What you will do:
Set down the records once more, please, exactly and with the pictures left out.

Material supplied:

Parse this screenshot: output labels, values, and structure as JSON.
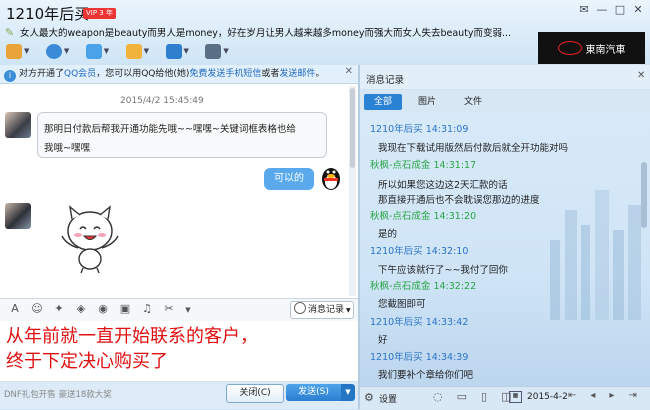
{
  "window": {
    "title": "1210年后买",
    "vip_badge": "VIP 3 年",
    "signature": "女人最大的weapon是beauty而男人是money，好在岁月让男人越来越多money而强大而女人失去beauty而变弱...",
    "ad_text": "東南汽車"
  },
  "toolbar": {
    "icons": [
      "microphone-icon",
      "camera-icon",
      "screen-share-icon",
      "folder-icon",
      "remote-desktop-icon",
      "app-grid-icon"
    ]
  },
  "notice": {
    "prefix": "对方开通了",
    "link1": "QQ会员",
    "middle": "，您可以用QQ给他(她)",
    "link2": "免费发送手机短信",
    "connector": "或者",
    "link3": "发送邮件",
    "suffix": "。"
  },
  "chat": {
    "timestamp": "2015/4/2  15:45:49",
    "incoming_lines": [
      "那明日付款后帮我开通功能先哦~~嘿嘿~关键词框表格也给",
      "我哦~嘿嘿"
    ],
    "outgoing": "可以的"
  },
  "input": {
    "history_button": "消息记录",
    "caption_line1": "从年前就一直开始联系的客户，",
    "caption_line2": "终于下定决心购买了",
    "footer_note": "DNF礼包开售 豪送18款大奖",
    "close_label": "关闭(C)",
    "send_label": "发送(S)"
  },
  "history": {
    "title": "消息记录",
    "tabs": [
      "全部",
      "图片",
      "文件"
    ],
    "entries": [
      {
        "type": "hdr",
        "text": "1210年后买  14:31:09"
      },
      {
        "type": "txt",
        "text": "我现在下载试用版然后付款后就全开功能对吗"
      },
      {
        "type": "hdr2",
        "text": "秋枫-点石成金  14:31:17"
      },
      {
        "type": "txt",
        "text": "所以如果您这边这2天汇款的话"
      },
      {
        "type": "txt",
        "text": "那直接开通后也不会耽误您那边的进度"
      },
      {
        "type": "hdr2",
        "text": "秋枫-点石成金  14:31:20"
      },
      {
        "type": "txt",
        "text": "是的"
      },
      {
        "type": "hdr",
        "text": "1210年后买  14:32:10"
      },
      {
        "type": "txt",
        "text": "下午应该就行了~~我付了回你"
      },
      {
        "type": "hdr2",
        "text": "秋枫-点石成金  14:32:22"
      },
      {
        "type": "txt",
        "text": "您截图即可"
      },
      {
        "type": "hdr",
        "text": "1210年后买  14:33:42"
      },
      {
        "type": "txt",
        "text": "好"
      },
      {
        "type": "hdr",
        "text": "1210年后买  14:34:39"
      },
      {
        "type": "txt",
        "text": "我们要补个章给你们吧"
      }
    ],
    "settings_label": "设置",
    "date_value": "2015-4-2"
  }
}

Expected answer:
Parse this screenshot: output labels, values, and structure as JSON.
{
  "window": {
    "title": "1210年后买",
    "vip_badge": "VIP 3 年",
    "signature": "女人最大的weapon是beauty而男人是money，好在岁月让男人越来越多money而强大而女人失去beauty而变弱...",
    "ad_text": "東南汽車"
  },
  "toolbar": {
    "icons": [
      "microphone-icon",
      "camera-icon",
      "screen-share-icon",
      "folder-icon",
      "remote-desktop-icon",
      "app-grid-icon"
    ]
  },
  "notice": {
    "prefix": "对方开通了",
    "link1": "QQ会员",
    "middle": "，您可以用QQ给他(她)",
    "link2": "免费发送手机短信",
    "connector": "或者",
    "link3": "发送邮件",
    "suffix": "。"
  },
  "chat": {
    "timestamp": "2015/4/2  15:45:49",
    "incoming_lines": [
      "那明日付款后帮我开通功能先哦~~嘿嘿~关键词框表格也给",
      "我哦~嘿嘿"
    ],
    "outgoing": "可以的"
  },
  "input": {
    "history_button": "消息记录",
    "caption_line1": "从年前就一直开始联系的客户，",
    "caption_line2": "终于下定决心购买了",
    "footer_note": "DNF礼包开售 豪送18款大奖",
    "close_label": "关闭(C)",
    "send_label": "发送(S)"
  },
  "history": {
    "title": "消息记录",
    "tabs": [
      "全部",
      "图片",
      "文件"
    ],
    "entries": [
      {
        "type": "hdr",
        "text": "1210年后买  14:31:09"
      },
      {
        "type": "txt",
        "text": "我现在下载试用版然后付款后就全开功能对吗"
      },
      {
        "type": "hdr2",
        "text": "秋枫-点石成金  14:31:17"
      },
      {
        "type": "txt",
        "text": "所以如果您这边这2天汇款的话"
      },
      {
        "type": "txt",
        "text": "那直接开通后也不会耽误您那边的进度"
      },
      {
        "type": "hdr2",
        "text": "秋枫-点石成金  14:31:20"
      },
      {
        "type": "txt",
        "text": "是的"
      },
      {
        "type": "hdr",
        "text": "1210年后买  14:32:10"
      },
      {
        "type": "txt",
        "text": "下午应该就行了~~我付了回你"
      },
      {
        "type": "hdr2",
        "text": "秋枫-点石成金  14:32:22"
      },
      {
        "type": "txt",
        "text": "您截图即可"
      },
      {
        "type": "hdr",
        "text": "1210年后买  14:33:42"
      },
      {
        "type": "txt",
        "text": "好"
      },
      {
        "type": "hdr",
        "text": "1210年后买  14:34:39"
      },
      {
        "type": "txt",
        "text": "我们要补个章给你们吧"
      }
    ],
    "settings_label": "设置",
    "date_value": "2015-4-2"
  }
}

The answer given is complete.